REQUEST => Reproduce the article on the puffy exoplanet word for word, from its byline through the closing quotation.

ARTICLE =>
-------

JUNE 9, 2024 BY MATT WILLIAMS
Collected at : https://www.universetoday.com/167276/instead-of-losing-its-atmosphere-an-exoplanet-puffed-up-and-held-onto-it/
Puff planets are a new class of incredibly rare exoplanets, accounting for an estimated 1% of planets in our galaxy. The team discovered Pheonix by combining data from the Transiting Exoplanet Survey Satellite (TESS) with radial velocity measurements obtained by the High Resolution Echelle Spectrometer (HIRES) at the Keck Observatory. Their data indicated that Pheonix is 0.55 times the size of Jupiter but only 0.06 times as massive, which orbits a red giant star with a period of 4.21285 days (about six times closer to its star than the distance between Mercury and the Sun).
Based on the age and temperature of its star and the planet’s remarkably low density, the team expected that Pheonix’s gaseous envelopes should have been stripped away billions of years ago. Based on its density, the team also estimates that the planet is the puffiest “puff planet” discovered to date (roughly 60 times less dense than the densest “hot Neptune”) and that it will begin spiraling into its star in about 100 million years. As Grunblatt explained in a JHU HUB press release:
“This planet isn’t evolving the way we thought it would. It appears to have a much bigger, less dense atmosphere than we expected for these systems. How it held on to that atmosphere despite being so close to such a large host star is the big question.”

-------

DATA EXTRACT =>
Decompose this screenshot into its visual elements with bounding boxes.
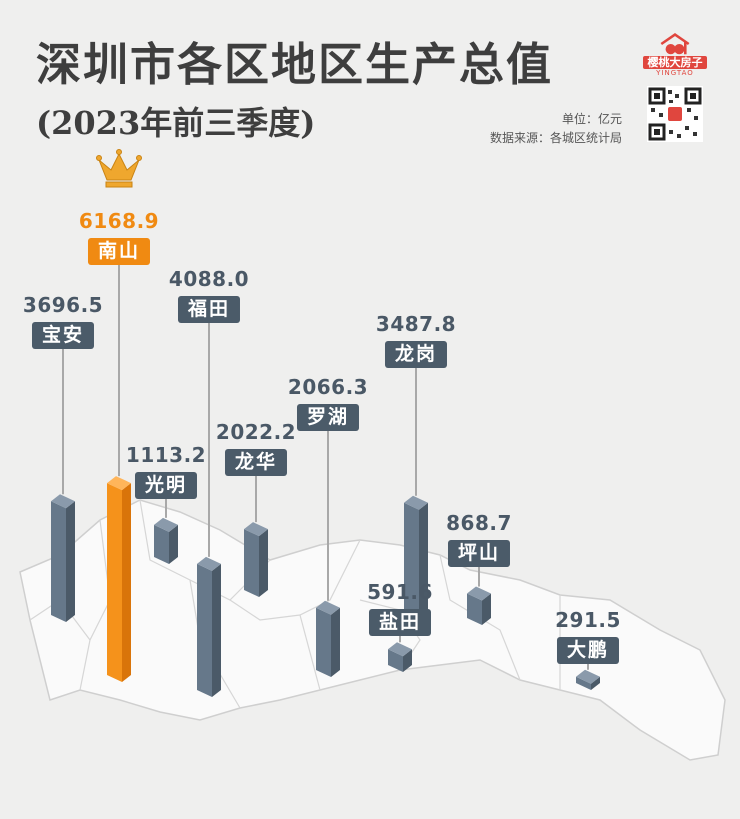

-------

RESULT OF THIS TASK =>
JUNE 9, 2024 BY MATT WILLIAMS
Collected at : https://www.universetoday.com/167276/instead-of-losing-its-atmosphere-an-exoplanet-puffed-up-and-held-onto-it/
Puff planets are a new class of incredibly rare exoplanets, accounting for an estimated 1% of planets in our galaxy. The team discovered Pheonix by combining data from the Transiting Exoplanet Survey Satellite (TESS) with radial velocity measurements obtained by the High Resolution Echelle Spectrometer (HIRES) at the Keck Observatory. Their data indicated that Pheonix is 0.55 times the size of Jupiter but only 0.06 times as massive, which orbits a red giant star with a period of 4.21285 days (about six times closer to its star than the distance between Mercury and the Sun).
Based on the age and temperature of its star and the planet’s remarkably low density, the team expected that Pheonix’s gaseous envelopes should have been stripped away billions of years ago. Based on its density, the team also estimates that the planet is the puffiest “puff planet” discovered to date (roughly 60 times less dense than the densest “hot Neptune”) and that it will begin spiraling into its star in about 100 million years. As Grunblatt explained in a JHU HUB press release:
“This planet isn’t evolving the way we thought it would. It appears to have a much bigger, less dense atmosphere than we expected for these systems. How it held on to that atmosphere despite being so close to such a large host star is the big question.”